>> Begin GIVEN DATA
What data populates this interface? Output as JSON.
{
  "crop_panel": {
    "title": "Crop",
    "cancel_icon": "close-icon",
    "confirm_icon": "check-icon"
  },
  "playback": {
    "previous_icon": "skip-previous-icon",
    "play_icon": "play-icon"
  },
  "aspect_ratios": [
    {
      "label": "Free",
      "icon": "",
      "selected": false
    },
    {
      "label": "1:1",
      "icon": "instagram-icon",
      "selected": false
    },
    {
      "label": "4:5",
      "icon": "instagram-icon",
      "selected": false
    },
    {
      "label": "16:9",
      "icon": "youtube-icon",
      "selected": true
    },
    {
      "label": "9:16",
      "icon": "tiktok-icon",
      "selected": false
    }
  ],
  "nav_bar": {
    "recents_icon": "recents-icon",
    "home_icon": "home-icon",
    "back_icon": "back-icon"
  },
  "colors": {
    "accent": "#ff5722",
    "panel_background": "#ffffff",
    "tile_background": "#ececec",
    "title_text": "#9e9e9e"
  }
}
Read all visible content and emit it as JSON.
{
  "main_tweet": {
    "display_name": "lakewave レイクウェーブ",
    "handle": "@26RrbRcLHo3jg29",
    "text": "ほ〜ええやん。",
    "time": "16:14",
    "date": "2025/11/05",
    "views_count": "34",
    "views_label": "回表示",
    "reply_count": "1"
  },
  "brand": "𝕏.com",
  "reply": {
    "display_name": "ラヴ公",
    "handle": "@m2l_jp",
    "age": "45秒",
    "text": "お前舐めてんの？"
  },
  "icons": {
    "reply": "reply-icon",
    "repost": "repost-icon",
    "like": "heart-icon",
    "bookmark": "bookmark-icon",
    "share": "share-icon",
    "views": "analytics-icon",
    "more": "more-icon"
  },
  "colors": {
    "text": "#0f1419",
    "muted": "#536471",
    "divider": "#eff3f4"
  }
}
>> End GIVEN DATA
TASK BRIEF |
Extract the full set of entries word for word.

EXERCISE ANSWER |
What data populates this interface? Output as JSON.
{
  "crop_panel": {
    "title": "Crop",
    "cancel_icon": "close-icon",
    "confirm_icon": "check-icon"
  },
  "playback": {
    "previous_icon": "skip-previous-icon",
    "play_icon": "play-icon"
  },
  "aspect_ratios": [
    {
      "label": "Free",
      "icon": "",
      "selected": false
    },
    {
      "label": "1:1",
      "icon": "instagram-icon",
      "selected": false
    },
    {
      "label": "4:5",
      "icon": "instagram-icon",
      "selected": false
    },
    {
      "label": "16:9",
      "icon": "youtube-icon",
      "selected": true
    },
    {
      "label": "9:16",
      "icon": "tiktok-icon",
      "selected": false
    }
  ],
  "nav_bar": {
    "recents_icon": "recents-icon",
    "home_icon": "home-icon",
    "back_icon": "back-icon"
  },
  "colors": {
    "accent": "#ff5722",
    "panel_background": "#ffffff",
    "tile_background": "#ececec",
    "title_text": "#9e9e9e"
  }
}
Read all visible content and emit it as JSON.
{
  "main_tweet": {
    "display_name": "lakewave レイクウェーブ",
    "handle": "@26RrbRcLHo3jg29",
    "text": "ほ〜ええやん。",
    "time": "16:14",
    "date": "2025/11/05",
    "views_count": "34",
    "views_label": "回表示",
    "reply_count": "1"
  },
  "brand": "𝕏.com",
  "reply": {
    "display_name": "ラヴ公",
    "handle": "@m2l_jp",
    "age": "45秒",
    "text": "お前舐めてんの？"
  },
  "icons": {
    "reply": "reply-icon",
    "repost": "repost-icon",
    "like": "heart-icon",
    "bookmark": "bookmark-icon",
    "share": "share-icon",
    "views": "analytics-icon",
    "more": "more-icon"
  },
  "colors": {
    "text": "#0f1419",
    "muted": "#536471",
    "divider": "#eff3f4"
  }
}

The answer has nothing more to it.